- _PROBLEM STATEMENT_: A line counts if it contains the word "name" at least once. State how many such lines the records contain, giving the number alone.
==*==
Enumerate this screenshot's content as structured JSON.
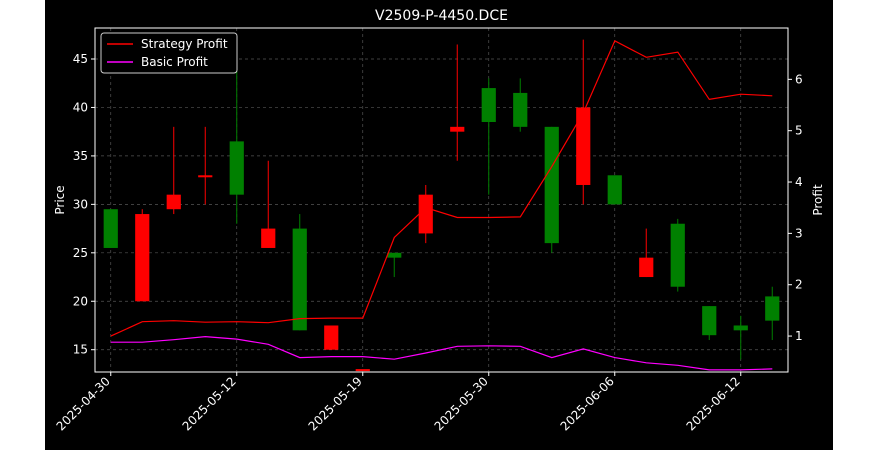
{
  "chart_data": {
    "type": "candlestick",
    "title": "V2509-P-4450.DCE",
    "ylabel": "Price",
    "ylabel_right": "Profit",
    "xlabel": "",
    "x_tick_labels": [
      "2025-04-30",
      "2025-05-12",
      "2025-05-19",
      "2025-05-30",
      "2025-06-06",
      "2025-06-12"
    ],
    "x_tick_index": [
      0,
      4,
      8,
      12,
      16,
      20
    ],
    "ylim": [
      12.7,
      48.2
    ],
    "yticks": [
      15,
      20,
      25,
      30,
      35,
      40,
      45
    ],
    "ylim_right": [
      0.3,
      7.0
    ],
    "yticks_right": [
      1,
      2,
      3,
      4,
      5,
      6
    ],
    "grid": true,
    "legend_position": "top-left",
    "colors": {
      "background": "#000000",
      "figure": "#ffffff",
      "up": "#008000",
      "down": "#ff0000",
      "strategy": "#ff0000",
      "basic": "#ff00ff",
      "text": "#ffffff",
      "grid": "#555555"
    },
    "candles": [
      {
        "open": 29.5,
        "close": 25.5,
        "high": 29.5,
        "low": 25.5
      },
      {
        "open": 20.0,
        "close": 29.0,
        "high": 29.5,
        "low": 20.0
      },
      {
        "open": 29.5,
        "close": 31.0,
        "high": 38.0,
        "low": 29.0
      },
      {
        "open": 33.0,
        "close": 33.0,
        "high": 38.0,
        "low": 30.0
      },
      {
        "open": 36.5,
        "close": 31.0,
        "high": 45.0,
        "low": 28.0
      },
      {
        "open": 25.5,
        "close": 27.5,
        "high": 34.5,
        "low": 25.5
      },
      {
        "open": 27.5,
        "close": 17.0,
        "high": 29.0,
        "low": 17.0
      },
      {
        "open": 15.0,
        "close": 17.5,
        "high": 17.5,
        "low": 15.0
      },
      {
        "open": 13.0,
        "close": 13.0,
        "high": 13.0,
        "low": 13.0
      },
      {
        "open": 25.0,
        "close": 24.5,
        "high": 25.0,
        "low": 22.5
      },
      {
        "open": 27.0,
        "close": 31.0,
        "high": 32.0,
        "low": 26.0
      },
      {
        "open": 37.5,
        "close": 38.0,
        "high": 46.5,
        "low": 34.5
      },
      {
        "open": 42.0,
        "close": 38.5,
        "high": 43.0,
        "low": 31.0
      },
      {
        "open": 41.5,
        "close": 38.0,
        "high": 43.0,
        "low": 37.5
      },
      {
        "open": 38.0,
        "close": 26.0,
        "high": 38.0,
        "low": 25.0
      },
      {
        "open": 32.0,
        "close": 40.0,
        "high": 47.0,
        "low": 30.0
      },
      {
        "open": 33.0,
        "close": 30.0,
        "high": 33.0,
        "low": 30.0
      },
      {
        "open": 22.5,
        "close": 24.5,
        "high": 27.5,
        "low": 22.5
      },
      {
        "open": 28.0,
        "close": 21.5,
        "high": 28.5,
        "low": 21.0
      },
      {
        "open": 19.5,
        "close": 16.5,
        "high": 19.5,
        "low": 16.0
      },
      {
        "open": 17.5,
        "close": 17.0,
        "high": 18.5,
        "low": 14.0
      },
      {
        "open": 20.5,
        "close": 18.0,
        "high": 21.5,
        "low": 16.0
      }
    ],
    "series": [
      {
        "name": "Strategy Profit",
        "axis": "right",
        "values": [
          1.0,
          1.28,
          1.3,
          1.27,
          1.28,
          1.26,
          1.34,
          1.35,
          1.35,
          2.92,
          3.5,
          3.31,
          3.31,
          3.32,
          4.3,
          5.35,
          6.75,
          6.43,
          6.53,
          5.61,
          5.71,
          5.68
        ]
      },
      {
        "name": "Basic Profit",
        "axis": "right",
        "values": [
          0.88,
          0.88,
          0.93,
          0.99,
          0.94,
          0.84,
          0.58,
          0.6,
          0.6,
          0.55,
          0.67,
          0.8,
          0.81,
          0.8,
          0.58,
          0.75,
          0.58,
          0.48,
          0.43,
          0.34,
          0.34,
          0.36
        ]
      }
    ]
  }
}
==*==
- _ANSWER TO THE PROBLEM_: 2